Extracted data entries:
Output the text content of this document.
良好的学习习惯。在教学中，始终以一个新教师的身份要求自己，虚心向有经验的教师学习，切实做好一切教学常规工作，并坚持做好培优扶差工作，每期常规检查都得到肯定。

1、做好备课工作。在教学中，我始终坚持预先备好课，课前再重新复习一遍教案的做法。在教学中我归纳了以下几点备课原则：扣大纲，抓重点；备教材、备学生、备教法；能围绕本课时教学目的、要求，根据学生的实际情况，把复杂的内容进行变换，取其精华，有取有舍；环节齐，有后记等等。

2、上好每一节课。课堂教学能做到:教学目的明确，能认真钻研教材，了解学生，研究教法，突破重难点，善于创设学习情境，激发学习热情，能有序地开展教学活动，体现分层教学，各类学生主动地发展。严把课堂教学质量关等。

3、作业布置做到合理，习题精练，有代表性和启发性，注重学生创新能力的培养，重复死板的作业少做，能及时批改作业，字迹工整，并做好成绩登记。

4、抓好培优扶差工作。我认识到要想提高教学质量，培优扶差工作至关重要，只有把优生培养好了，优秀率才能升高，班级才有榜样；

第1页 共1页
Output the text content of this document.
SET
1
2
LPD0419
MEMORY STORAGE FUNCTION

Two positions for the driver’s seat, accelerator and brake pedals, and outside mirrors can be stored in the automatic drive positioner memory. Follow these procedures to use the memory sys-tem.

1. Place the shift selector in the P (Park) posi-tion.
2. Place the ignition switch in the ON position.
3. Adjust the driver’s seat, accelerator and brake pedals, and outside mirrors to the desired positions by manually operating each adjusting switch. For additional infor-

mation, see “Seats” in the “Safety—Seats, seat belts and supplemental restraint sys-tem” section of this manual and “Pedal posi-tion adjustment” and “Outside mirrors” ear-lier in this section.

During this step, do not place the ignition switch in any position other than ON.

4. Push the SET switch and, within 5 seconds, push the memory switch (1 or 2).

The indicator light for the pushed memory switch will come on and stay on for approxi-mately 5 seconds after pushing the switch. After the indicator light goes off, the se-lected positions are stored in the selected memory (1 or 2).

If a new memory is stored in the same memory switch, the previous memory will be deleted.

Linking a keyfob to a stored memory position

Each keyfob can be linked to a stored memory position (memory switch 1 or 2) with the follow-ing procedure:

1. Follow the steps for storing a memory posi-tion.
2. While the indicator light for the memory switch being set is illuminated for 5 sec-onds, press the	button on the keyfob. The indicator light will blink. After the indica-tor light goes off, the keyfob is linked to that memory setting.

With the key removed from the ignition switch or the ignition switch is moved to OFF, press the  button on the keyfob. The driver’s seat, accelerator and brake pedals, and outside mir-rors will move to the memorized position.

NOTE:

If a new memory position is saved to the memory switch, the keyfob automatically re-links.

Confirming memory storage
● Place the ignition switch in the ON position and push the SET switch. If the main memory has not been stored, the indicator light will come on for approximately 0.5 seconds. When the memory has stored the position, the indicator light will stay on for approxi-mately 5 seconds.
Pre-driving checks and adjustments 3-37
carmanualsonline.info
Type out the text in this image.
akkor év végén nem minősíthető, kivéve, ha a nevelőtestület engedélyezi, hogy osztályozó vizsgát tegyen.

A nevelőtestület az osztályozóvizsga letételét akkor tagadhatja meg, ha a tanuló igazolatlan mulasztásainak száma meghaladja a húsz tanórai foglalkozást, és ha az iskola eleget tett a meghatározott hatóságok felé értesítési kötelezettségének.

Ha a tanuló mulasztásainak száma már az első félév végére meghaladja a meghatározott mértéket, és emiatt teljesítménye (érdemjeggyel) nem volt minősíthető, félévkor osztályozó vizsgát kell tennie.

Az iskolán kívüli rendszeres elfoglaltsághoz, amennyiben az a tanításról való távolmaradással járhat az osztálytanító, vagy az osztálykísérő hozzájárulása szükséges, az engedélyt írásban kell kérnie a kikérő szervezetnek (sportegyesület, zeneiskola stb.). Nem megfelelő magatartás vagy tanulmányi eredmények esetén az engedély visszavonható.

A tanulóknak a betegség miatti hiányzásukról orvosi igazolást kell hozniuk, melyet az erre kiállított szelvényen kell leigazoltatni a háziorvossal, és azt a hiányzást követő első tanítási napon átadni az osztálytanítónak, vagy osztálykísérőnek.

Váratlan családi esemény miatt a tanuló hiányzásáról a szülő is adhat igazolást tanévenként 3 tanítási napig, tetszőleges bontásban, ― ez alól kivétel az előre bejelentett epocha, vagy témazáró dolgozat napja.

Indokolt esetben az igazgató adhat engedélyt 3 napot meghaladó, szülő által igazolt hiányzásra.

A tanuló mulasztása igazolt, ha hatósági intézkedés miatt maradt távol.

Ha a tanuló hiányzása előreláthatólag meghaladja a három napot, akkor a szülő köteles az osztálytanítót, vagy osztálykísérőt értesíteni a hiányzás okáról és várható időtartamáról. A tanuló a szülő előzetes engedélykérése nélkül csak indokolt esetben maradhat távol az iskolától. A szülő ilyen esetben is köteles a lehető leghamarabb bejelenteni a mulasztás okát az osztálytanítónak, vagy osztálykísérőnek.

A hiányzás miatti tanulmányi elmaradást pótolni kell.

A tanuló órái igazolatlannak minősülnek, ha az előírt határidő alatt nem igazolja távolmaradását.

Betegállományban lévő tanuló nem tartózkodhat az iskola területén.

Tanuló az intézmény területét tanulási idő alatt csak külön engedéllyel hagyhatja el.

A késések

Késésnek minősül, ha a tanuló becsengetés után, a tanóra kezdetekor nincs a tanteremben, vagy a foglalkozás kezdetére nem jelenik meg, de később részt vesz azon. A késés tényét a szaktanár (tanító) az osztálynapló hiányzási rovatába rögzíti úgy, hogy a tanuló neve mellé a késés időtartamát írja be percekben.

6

- [PROBLEM TO WORK ON]: Go through the preceding material and copy each line that has the word "esetben".

- [EXERCISE OUTPUT]:
Indokolt esetben az igazgató adhat engedélyt 3 napot meghaladó, szülő által igazolt hiányzásra.
Ha a tanuló hiányzása előreláthatólag meghaladja a három napot, akkor a szülő köteles az osztálytanítót, vagy osztálykísérőt értesíteni a hiányzás okáról és várható időtartamáról. A tanuló a szülő előzetes engedélykérése nélkül csak indokolt esetben maradhat távol az iskolától. A szülő ilyen esetben is köteles a lehető leghamarabb bejelenteni a mulasztás okát az osztálytanítónak, vagy osztálykísérőnek.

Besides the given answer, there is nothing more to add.